**RECORDS SUPPLIED**
—————

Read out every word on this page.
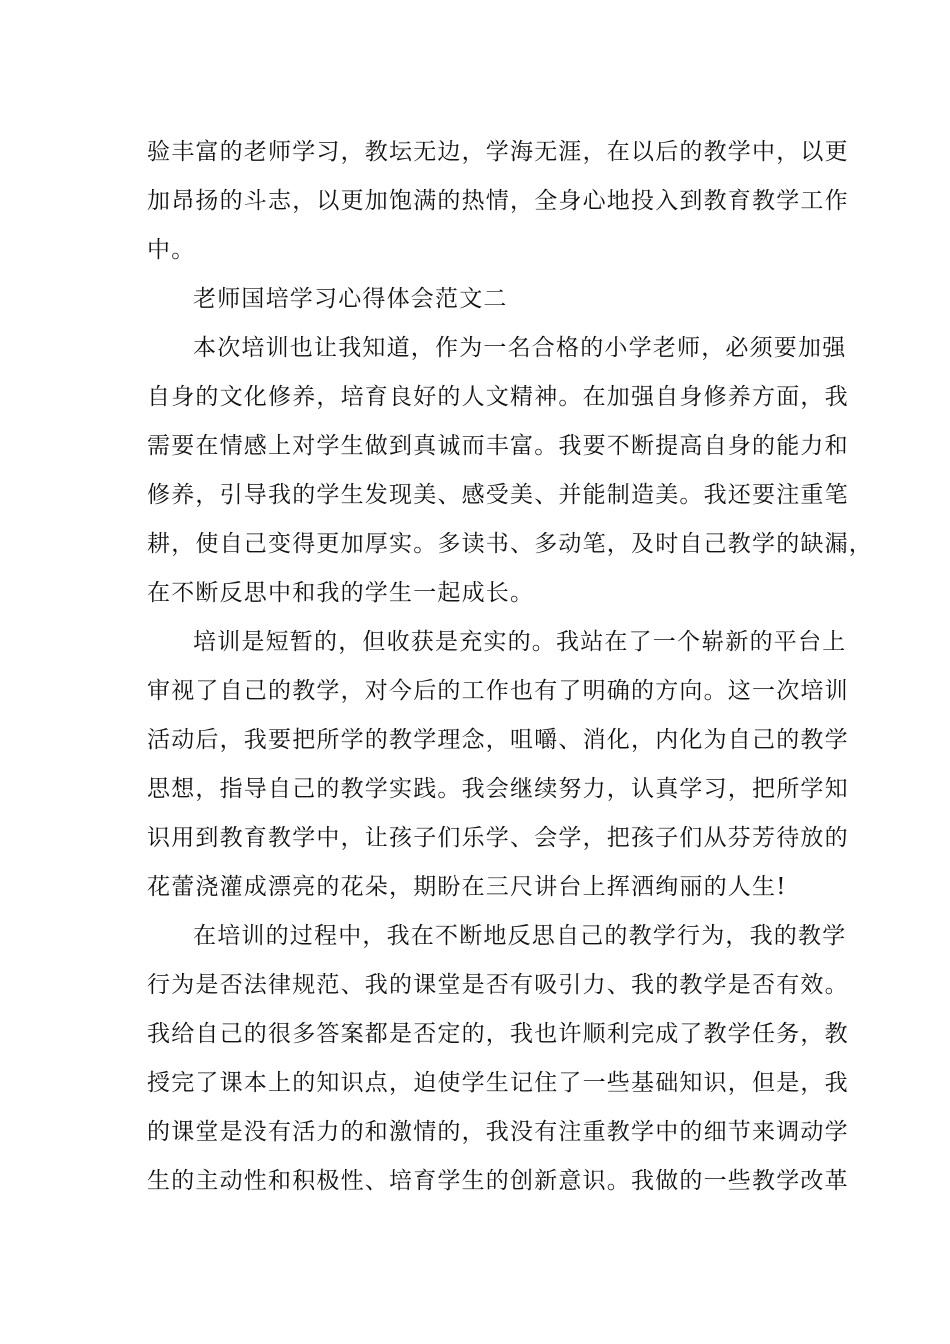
验丰富的老师学习，教坛无边，学海无涯，在以后的教学中，以更
加昂扬的斗志，以更加饱满的热情，全身心地投入到教育教学工作
中。
老师国培学习心得体会范文二
本次培训也让我知道，作为一名合格的小学老师，必须要加强
自身的文化修养，培育良好的人文精神。在加强自身修养方面，我
需要在情感上对学生做到真诚而丰富。我要不断提高自身的能力和
修养，引导我的学生发现美、感受美、并能制造美。我还要注重笔
耕，使自己变得更加厚实。多读书、多动笔，及时自己教学的缺漏，
在不断反思中和我的学生一起成长。
培训是短暂的，但收获是充实的。我站在了一个崭新的平台上
审视了自己的教学，对今后的工作也有了明确的方向。这一次培训
活动后，我要把所学的教学理念，咀嚼、消化，内化为自己的教学
思想，指导自己的教学实践。我会继续努力，认真学习，把所学知
识用到教育教学中，让孩子们乐学、会学，把孩子们从芬芳待放的
花蕾浇灌成漂亮的花朵，期盼在三尺讲台上挥洒绚丽的人生!
在培训的过程中，我在不断地反思自己的教学行为，我的教学
行为是否法律规范、我的课堂是否有吸引力、我的教学是否有效。
我给自己的很多答案都是否定的，我也许顺利完成了教学任务，教
授完了课本上的知识点，迫使学生记住了一些基础知识，但是，我
的课堂是没有活力的和激情的，我没有注重教学中的细节来调动学
生的主动性和积极性、培育学生的创新意识。我做的一些教学改革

—————

**WHAT TO WORK ON**
Can you repeat every record above exactly, apart from the pictures?

**THE OUTPUT**
Read out every word on this page.
验丰富的老师学习，教坛无边，学海无涯，在以后的教学中，以更
加昂扬的斗志，以更加饱满的热情，全身心地投入到教育教学工作
中。
老师国培学习心得体会范文二
本次培训也让我知道，作为一名合格的小学老师，必须要加强
自身的文化修养，培育良好的人文精神。在加强自身修养方面，我
需要在情感上对学生做到真诚而丰富。我要不断提高自身的能力和
修养，引导我的学生发现美、感受美、并能制造美。我还要注重笔
耕，使自己变得更加厚实。多读书、多动笔，及时自己教学的缺漏，
在不断反思中和我的学生一起成长。
培训是短暂的，但收获是充实的。我站在了一个崭新的平台上
审视了自己的教学，对今后的工作也有了明确的方向。这一次培训
活动后，我要把所学的教学理念，咀嚼、消化，内化为自己的教学
思想，指导自己的教学实践。我会继续努力，认真学习，把所学知
识用到教育教学中，让孩子们乐学、会学，把孩子们从芬芳待放的
花蕾浇灌成漂亮的花朵，期盼在三尺讲台上挥洒绚丽的人生!
在培训的过程中，我在不断地反思自己的教学行为，我的教学
行为是否法律规范、我的课堂是否有吸引力、我的教学是否有效。
我给自己的很多答案都是否定的，我也许顺利完成了教学任务，教
授完了课本上的知识点，迫使学生记住了一些基础知识，但是，我
的课堂是没有活力的和激情的，我没有注重教学中的细节来调动学
生的主动性和积极性、培育学生的创新意识。我做的一些教学改革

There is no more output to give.